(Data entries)
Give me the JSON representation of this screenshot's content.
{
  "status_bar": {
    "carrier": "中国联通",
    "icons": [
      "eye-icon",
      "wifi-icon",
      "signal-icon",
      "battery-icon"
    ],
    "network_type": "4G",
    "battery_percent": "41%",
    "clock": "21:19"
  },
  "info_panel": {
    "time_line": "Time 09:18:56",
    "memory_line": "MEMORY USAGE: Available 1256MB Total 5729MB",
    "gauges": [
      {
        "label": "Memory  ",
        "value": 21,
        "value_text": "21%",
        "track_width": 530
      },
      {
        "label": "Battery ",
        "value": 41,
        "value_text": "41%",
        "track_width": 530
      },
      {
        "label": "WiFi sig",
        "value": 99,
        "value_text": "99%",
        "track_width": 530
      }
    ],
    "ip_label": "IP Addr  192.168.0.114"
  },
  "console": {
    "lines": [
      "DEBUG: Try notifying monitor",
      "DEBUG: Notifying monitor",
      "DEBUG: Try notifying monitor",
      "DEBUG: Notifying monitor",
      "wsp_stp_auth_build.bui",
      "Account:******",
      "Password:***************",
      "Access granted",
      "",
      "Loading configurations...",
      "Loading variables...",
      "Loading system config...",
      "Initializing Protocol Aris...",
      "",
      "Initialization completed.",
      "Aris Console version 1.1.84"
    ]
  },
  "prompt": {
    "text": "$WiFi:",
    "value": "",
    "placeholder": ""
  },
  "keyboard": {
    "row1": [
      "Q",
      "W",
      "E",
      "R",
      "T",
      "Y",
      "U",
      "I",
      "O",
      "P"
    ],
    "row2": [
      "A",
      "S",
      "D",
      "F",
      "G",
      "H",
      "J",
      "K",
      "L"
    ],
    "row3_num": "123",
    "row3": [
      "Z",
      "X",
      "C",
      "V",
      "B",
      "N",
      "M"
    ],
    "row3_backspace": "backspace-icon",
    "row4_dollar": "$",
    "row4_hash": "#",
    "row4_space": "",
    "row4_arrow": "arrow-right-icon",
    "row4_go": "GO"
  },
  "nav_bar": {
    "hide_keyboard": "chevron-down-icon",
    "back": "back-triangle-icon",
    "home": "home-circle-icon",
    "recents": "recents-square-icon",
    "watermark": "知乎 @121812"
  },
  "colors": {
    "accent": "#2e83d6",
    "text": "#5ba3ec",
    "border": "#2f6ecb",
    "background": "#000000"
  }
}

Exercise instructions: Reproduce the data in its entirety, matching each character.

Result of the task:
Give me the JSON representation of this screenshot's content.
{
  "status_bar": {
    "carrier": "中国联通",
    "icons": [
      "eye-icon",
      "wifi-icon",
      "signal-icon",
      "battery-icon"
    ],
    "network_type": "4G",
    "battery_percent": "41%",
    "clock": "21:19"
  },
  "info_panel": {
    "time_line": "Time 09:18:56",
    "memory_line": "MEMORY USAGE: Available 1256MB Total 5729MB",
    "gauges": [
      {
        "label": "Memory  ",
        "value": 21,
        "value_text": "21%",
        "track_width": 530
      },
      {
        "label": "Battery ",
        "value": 41,
        "value_text": "41%",
        "track_width": 530
      },
      {
        "label": "WiFi sig",
        "value": 99,
        "value_text": "99%",
        "track_width": 530
      }
    ],
    "ip_label": "IP Addr  192.168.0.114"
  },
  "console": {
    "lines": [
      "DEBUG: Try notifying monitor",
      "DEBUG: Notifying monitor",
      "DEBUG: Try notifying monitor",
      "DEBUG: Notifying monitor",
      "wsp_stp_auth_build.bui",
      "Account:******",
      "Password:***************",
      "Access granted",
      "",
      "Loading configurations...",
      "Loading variables...",
      "Loading system config...",
      "Initializing Protocol Aris...",
      "",
      "Initialization completed.",
      "Aris Console version 1.1.84"
    ]
  },
  "prompt": {
    "text": "$WiFi:",
    "value": "",
    "placeholder": ""
  },
  "keyboard": {
    "row1": [
      "Q",
      "W",
      "E",
      "R",
      "T",
      "Y",
      "U",
      "I",
      "O",
      "P"
    ],
    "row2": [
      "A",
      "S",
      "D",
      "F",
      "G",
      "H",
      "J",
      "K",
      "L"
    ],
    "row3_num": "123",
    "row3": [
      "Z",
      "X",
      "C",
      "V",
      "B",
      "N",
      "M"
    ],
    "row3_backspace": "backspace-icon",
    "row4_dollar": "$",
    "row4_hash": "#",
    "row4_space": "",
    "row4_arrow": "arrow-right-icon",
    "row4_go": "GO"
  },
  "nav_bar": {
    "hide_keyboard": "chevron-down-icon",
    "back": "back-triangle-icon",
    "home": "home-circle-icon",
    "recents": "recents-square-icon",
    "watermark": "知乎 @121812"
  },
  "colors": {
    "accent": "#2e83d6",
    "text": "#5ba3ec",
    "border": "#2f6ecb",
    "background": "#000000"
  }
}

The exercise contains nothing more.